**EXCERPTED DATA:**
=======

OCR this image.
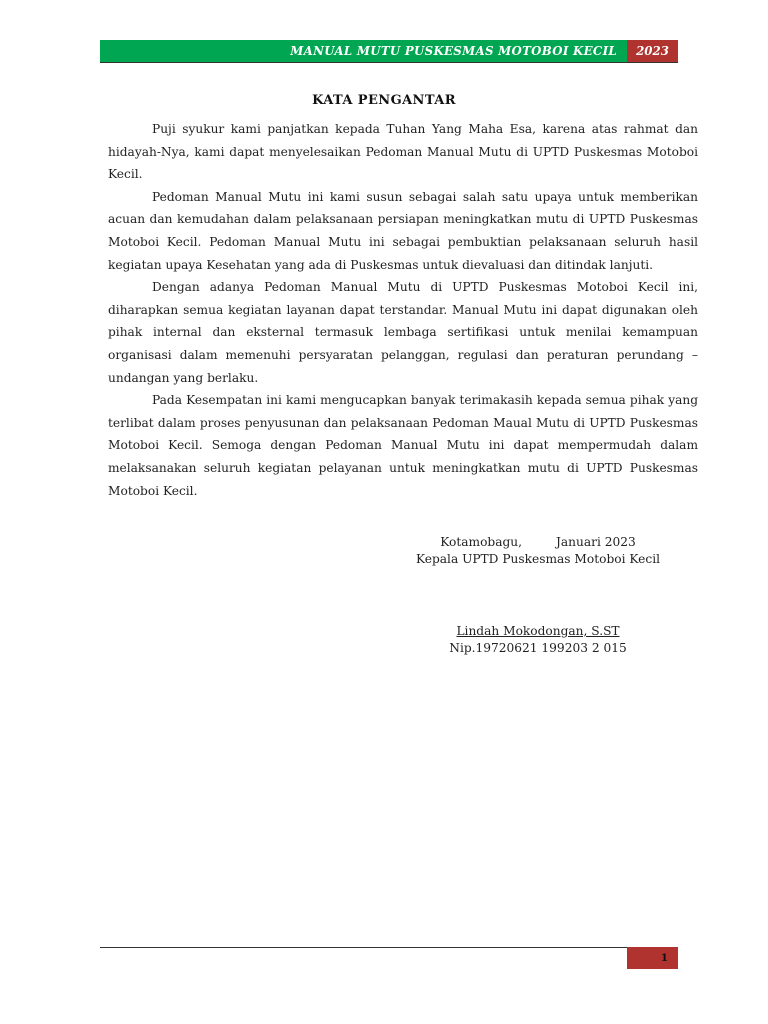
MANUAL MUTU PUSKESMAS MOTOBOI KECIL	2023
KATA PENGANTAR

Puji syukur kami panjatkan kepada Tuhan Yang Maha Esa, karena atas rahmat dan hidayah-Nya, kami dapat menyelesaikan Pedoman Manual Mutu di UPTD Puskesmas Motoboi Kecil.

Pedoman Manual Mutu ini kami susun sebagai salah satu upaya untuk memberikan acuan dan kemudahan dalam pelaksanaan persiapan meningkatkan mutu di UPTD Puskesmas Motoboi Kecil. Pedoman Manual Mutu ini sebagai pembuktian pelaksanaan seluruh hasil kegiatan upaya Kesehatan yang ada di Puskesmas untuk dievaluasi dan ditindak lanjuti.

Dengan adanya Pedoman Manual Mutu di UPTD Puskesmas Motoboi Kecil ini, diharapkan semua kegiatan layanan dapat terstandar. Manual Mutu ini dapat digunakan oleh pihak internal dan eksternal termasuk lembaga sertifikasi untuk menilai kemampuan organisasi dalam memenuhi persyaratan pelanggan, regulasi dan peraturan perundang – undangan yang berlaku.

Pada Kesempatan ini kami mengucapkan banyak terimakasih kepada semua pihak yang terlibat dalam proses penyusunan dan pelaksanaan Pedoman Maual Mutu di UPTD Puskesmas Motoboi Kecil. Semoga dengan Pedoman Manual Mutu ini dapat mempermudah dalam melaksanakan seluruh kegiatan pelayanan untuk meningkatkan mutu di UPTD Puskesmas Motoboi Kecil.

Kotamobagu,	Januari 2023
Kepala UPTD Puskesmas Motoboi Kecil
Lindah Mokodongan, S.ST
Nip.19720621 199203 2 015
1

=======

**TO BE DONE:** Locate each line with the word "kepada" and copy it.

**RIGHT ANSWER:**
Puji syukur kami panjatkan kepada Tuhan Yang Maha Esa, karena atas rahmat dan hidayah-Nya, kami dapat menyelesaikan Pedoman Manual Mutu di UPTD Puskesmas Motoboi Kecil.
Pada Kesempatan ini kami mengucapkan banyak terimakasih kepada semua pihak yang terlibat dalam proses penyusunan dan pelaksanaan Pedoman Maual Mutu di UPTD Puskesmas Motoboi Kecil. Semoga dengan Pedoman Manual Mutu ini dapat mempermudah dalam melaksanakan seluruh kegiatan pelayanan untuk meningkatkan mutu di UPTD Puskesmas Motoboi Kecil.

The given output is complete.